● **DATENEINTRÄGE**
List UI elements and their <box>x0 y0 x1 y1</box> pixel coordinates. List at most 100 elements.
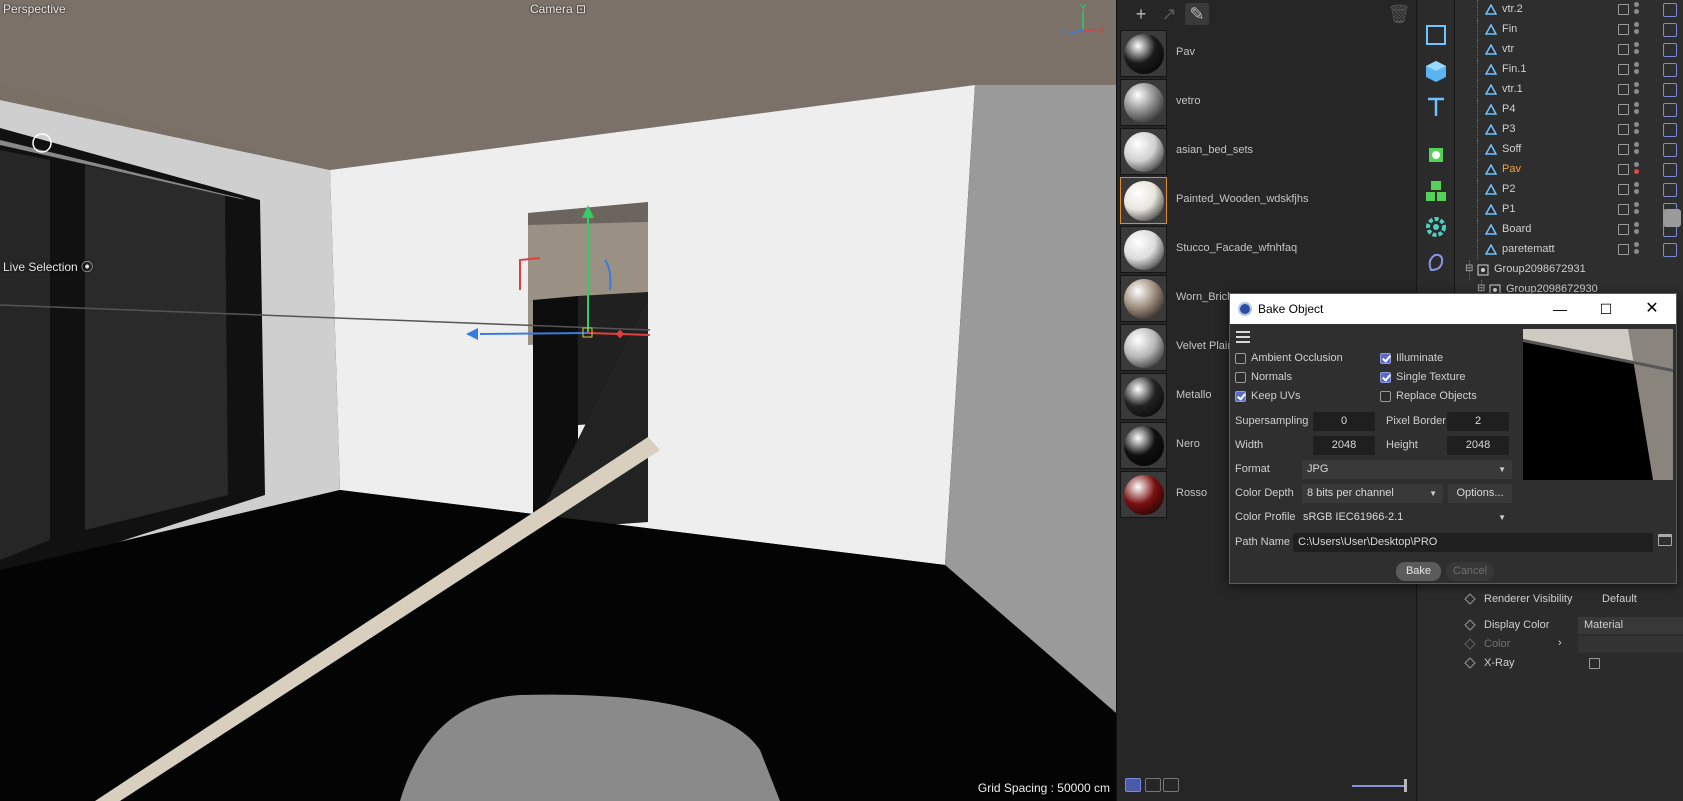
settings-dot-icon[interactable]: ⦿ <box>81 260 93 274</box>
replace-objects-checkbox[interactable] <box>1380 391 1391 402</box>
enable-checkbox[interactable] <box>1618 84 1629 95</box>
color-profile-select[interactable]: sRGB IEC61966-2.1 ▼ <box>1298 508 1512 527</box>
normals-checkbox[interactable] <box>1235 372 1246 383</box>
texture-tag-icon[interactable] <box>1663 143 1677 157</box>
object-row[interactable]: Fin <box>1455 20 1683 40</box>
visibility-dots-icon[interactable] <box>1634 242 1640 258</box>
large-view-icon[interactable] <box>1163 778 1179 792</box>
camera-menu[interactable]: Camera ⊡ <box>530 2 586 16</box>
folder-icon[interactable] <box>1658 534 1672 546</box>
material-name[interactable]: Pav <box>1176 46 1195 58</box>
xray-row[interactable]: X-Ray <box>1464 655 1681 675</box>
material-preview[interactable] <box>1120 177 1167 224</box>
material-preview[interactable] <box>1120 30 1167 77</box>
enable-checkbox[interactable] <box>1618 44 1629 55</box>
material-preview[interactable] <box>1120 422 1167 469</box>
texture-tag-icon[interactable] <box>1663 163 1677 177</box>
display-color-row[interactable]: Display Color Material <box>1464 617 1683 637</box>
generator-icon[interactable] <box>1423 142 1449 168</box>
texture-tag-icon[interactable] <box>1663 123 1677 137</box>
object-name[interactable]: P2 <box>1502 183 1515 195</box>
enable-checkbox[interactable] <box>1618 24 1629 35</box>
deformer-icon[interactable] <box>1423 214 1449 240</box>
object-row[interactable]: vtr <box>1455 40 1683 60</box>
material-item[interactable]: Painted_Wooden_wdskfjhs <box>1120 177 1410 226</box>
visibility-dots-icon[interactable] <box>1634 2 1640 18</box>
object-row[interactable]: Pav <box>1455 160 1683 180</box>
apply-material-icon[interactable]: ↗ <box>1157 3 1181 25</box>
supersampling-input[interactable]: 0 <box>1313 412 1375 431</box>
preview-size-slider[interactable] <box>1352 785 1406 787</box>
object-name[interactable]: P1 <box>1502 203 1515 215</box>
enable-checkbox[interactable] <box>1618 64 1629 75</box>
texture-tag-icon[interactable] <box>1663 103 1677 117</box>
enable-checkbox[interactable] <box>1618 4 1629 15</box>
visibility-dots-icon[interactable] <box>1634 182 1640 198</box>
illuminate-checkbox[interactable] <box>1380 353 1391 364</box>
visibility-dots-icon[interactable] <box>1634 82 1640 98</box>
texture-tag-icon[interactable] <box>1663 243 1677 257</box>
dialog-titlebar[interactable]: Bake Object — ☐ ✕ <box>1230 294 1676 324</box>
object-row[interactable]: Board <box>1455 220 1683 240</box>
keyframe-diamond-icon[interactable] <box>1464 619 1476 631</box>
object-name[interactable]: vtr.1 <box>1502 83 1523 95</box>
object-name[interactable]: Fin <box>1502 23 1517 35</box>
field-icon[interactable] <box>1423 250 1449 276</box>
keyframe-diamond-icon[interactable] <box>1464 593 1476 605</box>
viewport[interactable]: Y X Z Perspective Camera ⊡ Live Selectio… <box>0 0 1116 801</box>
path-name-input[interactable]: C:\Users\User\Desktop\PRO <box>1293 533 1653 552</box>
visibility-dots-icon[interactable] <box>1634 22 1640 38</box>
object-row[interactable]: vtr.1 <box>1455 80 1683 100</box>
slider-handle[interactable] <box>1404 779 1407 792</box>
visibility-dots-icon[interactable] <box>1634 162 1640 178</box>
texture-tag-icon[interactable] <box>1663 43 1677 57</box>
visibility-dots-icon[interactable] <box>1634 42 1640 58</box>
material-item[interactable]: asian_bed_sets <box>1120 128 1410 177</box>
visibility-dots-icon[interactable] <box>1634 202 1640 218</box>
material-preview[interactable] <box>1120 275 1167 322</box>
eyedropper-icon[interactable]: ✎ <box>1185 3 1209 25</box>
mograph-icon[interactable] <box>1423 178 1449 204</box>
object-name[interactable]: paretematt <box>1502 243 1555 255</box>
close-icon[interactable]: ✕ <box>1629 294 1675 324</box>
ambient-occlusion-checkbox[interactable] <box>1235 353 1246 364</box>
visibility-dots-icon[interactable] <box>1634 102 1640 118</box>
maximize-icon[interactable]: ☐ <box>1583 294 1629 324</box>
keyframe-diamond-icon[interactable] <box>1464 657 1476 669</box>
visibility-dots-icon[interactable] <box>1634 122 1640 138</box>
view-name-label[interactable]: Perspective <box>3 2 66 16</box>
material-item[interactable]: Stucco_Facade_wfnhfaq <box>1120 226 1410 275</box>
grid-view-icon[interactable] <box>1145 778 1161 792</box>
material-name[interactable]: asian_bed_sets <box>1176 144 1253 156</box>
texture-tag-icon[interactable] <box>1663 63 1677 77</box>
enable-checkbox[interactable] <box>1618 124 1629 135</box>
texture-tag-icon[interactable] <box>1663 3 1677 17</box>
options-button[interactable]: Options... <box>1448 484 1512 503</box>
material-item[interactable]: vetro <box>1120 79 1410 128</box>
visibility-dots-icon[interactable] <box>1634 62 1640 78</box>
format-select[interactable]: JPG ▼ <box>1302 460 1512 479</box>
material-name[interactable]: Painted_Wooden_wdskfjhs <box>1176 193 1309 205</box>
material-name[interactable]: vetro <box>1176 95 1200 107</box>
minimize-icon[interactable]: — <box>1537 294 1583 324</box>
enable-checkbox[interactable] <box>1618 164 1629 175</box>
material-preview[interactable] <box>1120 471 1167 518</box>
material-name[interactable]: Velvet Plain <box>1176 340 1233 352</box>
object-row[interactable]: vtr.2 <box>1455 0 1683 20</box>
object-name[interactable]: vtr <box>1502 43 1514 55</box>
enable-checkbox[interactable] <box>1618 144 1629 155</box>
object-row[interactable]: P4 <box>1455 100 1683 120</box>
object-row[interactable]: P1 <box>1455 200 1683 220</box>
material-name[interactable]: Nero <box>1176 438 1200 450</box>
material-preview[interactable] <box>1120 373 1167 420</box>
visibility-dots-icon[interactable] <box>1634 142 1640 158</box>
material-name[interactable]: Metallo <box>1176 389 1211 401</box>
object-row[interactable]: Group2098672931 ⊟ <box>1455 260 1683 280</box>
keep-uvs-checkbox[interactable] <box>1235 391 1246 402</box>
enable-checkbox[interactable] <box>1618 204 1629 215</box>
object-row[interactable]: P2 <box>1455 180 1683 200</box>
cube-icon[interactable] <box>1423 58 1449 84</box>
object-name[interactable]: Group2098672931 <box>1494 263 1586 275</box>
delete-icon[interactable]: 🗑 <box>1387 3 1411 25</box>
cancel-button[interactable]: Cancel <box>1446 562 1494 581</box>
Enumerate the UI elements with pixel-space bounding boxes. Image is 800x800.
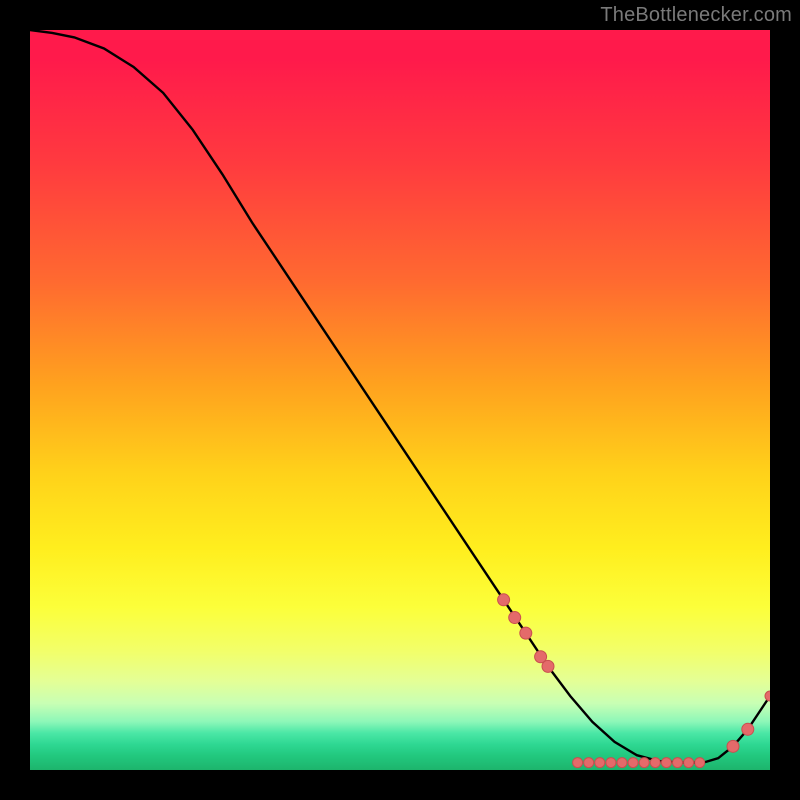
data-marker [509,612,521,624]
data-marker [639,758,649,768]
data-marker [742,723,754,735]
data-markers [498,594,770,768]
data-marker [684,758,694,768]
data-marker [727,740,739,752]
data-marker [617,758,627,768]
data-marker [498,594,510,606]
attribution-text: TheBottlenecker.com [600,4,792,27]
data-marker [542,660,554,672]
data-marker [584,758,594,768]
data-marker [520,627,532,639]
data-marker [695,758,705,768]
data-marker [673,758,683,768]
data-marker [765,691,770,701]
data-marker [628,758,638,768]
data-marker [650,758,660,768]
data-marker [595,758,605,768]
plot-area [30,30,770,770]
chart-stage: TheBottlenecker.com [0,0,800,800]
data-marker [661,758,671,768]
bottleneck-curve [30,30,770,763]
chart-svg [30,30,770,770]
data-marker [573,758,583,768]
data-marker [606,758,616,768]
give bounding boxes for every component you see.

● **AUFGABENDETAILS**
Tausche im gesamten Material „texture-tag-icon“ gegen „texture-label-icon“ aus und gib alle Zeilen sonst unverändert wieder. Die Bilder lässt du dabei weg.

● **RICHTIGE ANTWORT**
List UI elements and their <box>x0 y0 x1 y1</box> pixel coordinates. List at most 100 elements.
settings-dot-icon[interactable]: ⦿ <box>81 260 93 274</box>
replace-objects-checkbox[interactable] <box>1380 391 1391 402</box>
enable-checkbox[interactable] <box>1618 84 1629 95</box>
color-profile-select[interactable]: sRGB IEC61966-2.1 ▼ <box>1298 508 1512 527</box>
normals-checkbox[interactable] <box>1235 372 1246 383</box>
texture-label-icon[interactable] <box>1663 143 1677 157</box>
object-row[interactable]: Fin <box>1455 20 1683 40</box>
visibility-dots-icon[interactable] <box>1634 242 1640 258</box>
large-view-icon[interactable] <box>1163 778 1179 792</box>
camera-menu[interactable]: Camera ⊡ <box>530 2 586 16</box>
folder-icon[interactable] <box>1658 534 1672 546</box>
material-name[interactable]: Pav <box>1176 46 1195 58</box>
xray-row[interactable]: X-Ray <box>1464 655 1681 675</box>
material-preview[interactable] <box>1120 177 1167 224</box>
material-preview[interactable] <box>1120 30 1167 77</box>
enable-checkbox[interactable] <box>1618 44 1629 55</box>
material-preview[interactable] <box>1120 422 1167 469</box>
texture-label-icon[interactable] <box>1663 163 1677 177</box>
display-color-row[interactable]: Display Color Material <box>1464 617 1683 637</box>
generator-icon[interactable] <box>1423 142 1449 168</box>
texture-label-icon[interactable] <box>1663 123 1677 137</box>
object-name[interactable]: P2 <box>1502 183 1515 195</box>
enable-checkbox[interactable] <box>1618 24 1629 35</box>
deformer-icon[interactable] <box>1423 214 1449 240</box>
object-row[interactable]: vtr <box>1455 40 1683 60</box>
material-item[interactable]: Painted_Wooden_wdskfjhs <box>1120 177 1410 226</box>
visibility-dots-icon[interactable] <box>1634 2 1640 18</box>
object-row[interactable]: Pav <box>1455 160 1683 180</box>
apply-material-icon[interactable]: ↗ <box>1157 3 1181 25</box>
supersampling-input[interactable]: 0 <box>1313 412 1375 431</box>
preview-size-slider[interactable] <box>1352 785 1406 787</box>
object-name[interactable]: P1 <box>1502 203 1515 215</box>
enable-checkbox[interactable] <box>1618 64 1629 75</box>
texture-label-icon[interactable] <box>1663 103 1677 117</box>
enable-checkbox[interactable] <box>1618 4 1629 15</box>
visibility-dots-icon[interactable] <box>1634 182 1640 198</box>
illuminate-checkbox[interactable] <box>1380 353 1391 364</box>
visibility-dots-icon[interactable] <box>1634 82 1640 98</box>
texture-label-icon[interactable] <box>1663 243 1677 257</box>
dialog-titlebar[interactable]: Bake Object — ☐ ✕ <box>1230 294 1676 324</box>
object-row[interactable]: Board <box>1455 220 1683 240</box>
keyframe-diamond-icon[interactable] <box>1464 619 1476 631</box>
object-name[interactable]: vtr.1 <box>1502 83 1523 95</box>
object-name[interactable]: Fin <box>1502 23 1517 35</box>
field-icon[interactable] <box>1423 250 1449 276</box>
keyframe-diamond-icon[interactable] <box>1464 593 1476 605</box>
viewport[interactable]: Y X Z Perspective Camera ⊡ Live Selectio… <box>0 0 1116 801</box>
path-name-input[interactable]: C:\Users\User\Desktop\PRO <box>1293 533 1653 552</box>
visibility-dots-icon[interactable] <box>1634 22 1640 38</box>
object-row[interactable]: vtr.1 <box>1455 80 1683 100</box>
slider-handle[interactable] <box>1404 779 1407 792</box>
visibility-dots-icon[interactable] <box>1634 162 1640 178</box>
texture-label-icon[interactable] <box>1663 43 1677 57</box>
visibility-dots-icon[interactable] <box>1634 42 1640 58</box>
material-item[interactable]: asian_bed_sets <box>1120 128 1410 177</box>
visibility-dots-icon[interactable] <box>1634 202 1640 218</box>
material-preview[interactable] <box>1120 275 1167 322</box>
eyedropper-icon[interactable]: ✎ <box>1185 3 1209 25</box>
mograph-icon[interactable] <box>1423 178 1449 204</box>
object-name[interactable]: paretematt <box>1502 243 1555 255</box>
close-icon[interactable]: ✕ <box>1629 294 1675 324</box>
ambient-occlusion-checkbox[interactable] <box>1235 353 1246 364</box>
visibility-dots-icon[interactable] <box>1634 102 1640 118</box>
maximize-icon[interactable]: ☐ <box>1583 294 1629 324</box>
keyframe-diamond-icon[interactable] <box>1464 657 1476 669</box>
visibility-dots-icon[interactable] <box>1634 122 1640 138</box>
view-name-label[interactable]: Perspective <box>3 2 66 16</box>
material-item[interactable]: Stucco_Facade_wfnhfaq <box>1120 226 1410 275</box>
grid-view-icon[interactable] <box>1145 778 1161 792</box>
material-name[interactable]: asian_bed_sets <box>1176 144 1253 156</box>
texture-label-icon[interactable] <box>1663 63 1677 77</box>
enable-checkbox[interactable] <box>1618 124 1629 135</box>
texture-label-icon[interactable] <box>1663 3 1677 17</box>
options-button[interactable]: Options... <box>1448 484 1512 503</box>
material-item[interactable]: vetro <box>1120 79 1410 128</box>
visibility-dots-icon[interactable] <box>1634 62 1640 78</box>
format-select[interactable]: JPG ▼ <box>1302 460 1512 479</box>
material-name[interactable]: Painted_Wooden_wdskfjhs <box>1176 193 1309 205</box>
material-name[interactable]: vetro <box>1176 95 1200 107</box>
minimize-icon[interactable]: — <box>1537 294 1583 324</box>
enable-checkbox[interactable] <box>1618 164 1629 175</box>
material-preview[interactable] <box>1120 471 1167 518</box>
material-name[interactable]: Velvet Plain <box>1176 340 1233 352</box>
object-row[interactable]: vtr.2 <box>1455 0 1683 20</box>
object-name[interactable]: vtr <box>1502 43 1514 55</box>
enable-checkbox[interactable] <box>1618 144 1629 155</box>
object-row[interactable]: P4 <box>1455 100 1683 120</box>
object-row[interactable]: P1 <box>1455 200 1683 220</box>
material-name[interactable]: Nero <box>1176 438 1200 450</box>
material-preview[interactable] <box>1120 373 1167 420</box>
visibility-dots-icon[interactable] <box>1634 142 1640 158</box>
material-name[interactable]: Metallo <box>1176 389 1211 401</box>
object-row[interactable]: Group2098672931 ⊟ <box>1455 260 1683 280</box>
keep-uvs-checkbox[interactable] <box>1235 391 1246 402</box>
enable-checkbox[interactable] <box>1618 204 1629 215</box>
object-row[interactable]: P2 <box>1455 180 1683 200</box>
cube-icon[interactable] <box>1423 58 1449 84</box>
object-name[interactable]: Group2098672931 <box>1494 263 1586 275</box>
delete-icon[interactable]: 🗑 <box>1387 3 1411 25</box>
cancel-button[interactable]: Cancel <box>1446 562 1494 581</box>
Enumerate the UI elements with pixel-space bounding boxes. Image is 800x800.
data-marker [509,612,521,624]
data-marker [639,758,649,768]
data-marker [742,723,754,735]
data-markers [498,594,770,768]
data-marker [684,758,694,768]
data-marker [727,740,739,752]
data-marker [617,758,627,768]
data-marker [498,594,510,606]
attribution-text: TheBottlenecker.com [600,4,792,27]
data-marker [542,660,554,672]
data-marker [584,758,594,768]
data-marker [520,627,532,639]
data-marker [695,758,705,768]
data-marker [673,758,683,768]
data-marker [765,691,770,701]
data-marker [628,758,638,768]
data-marker [650,758,660,768]
data-marker [595,758,605,768]
plot-area [30,30,770,770]
chart-stage: TheBottlenecker.com [0,0,800,800]
data-marker [661,758,671,768]
bottleneck-curve [30,30,770,763]
chart-svg [30,30,770,770]
data-marker [573,758,583,768]
data-marker [606,758,616,768]
give bounding boxes for every component you see.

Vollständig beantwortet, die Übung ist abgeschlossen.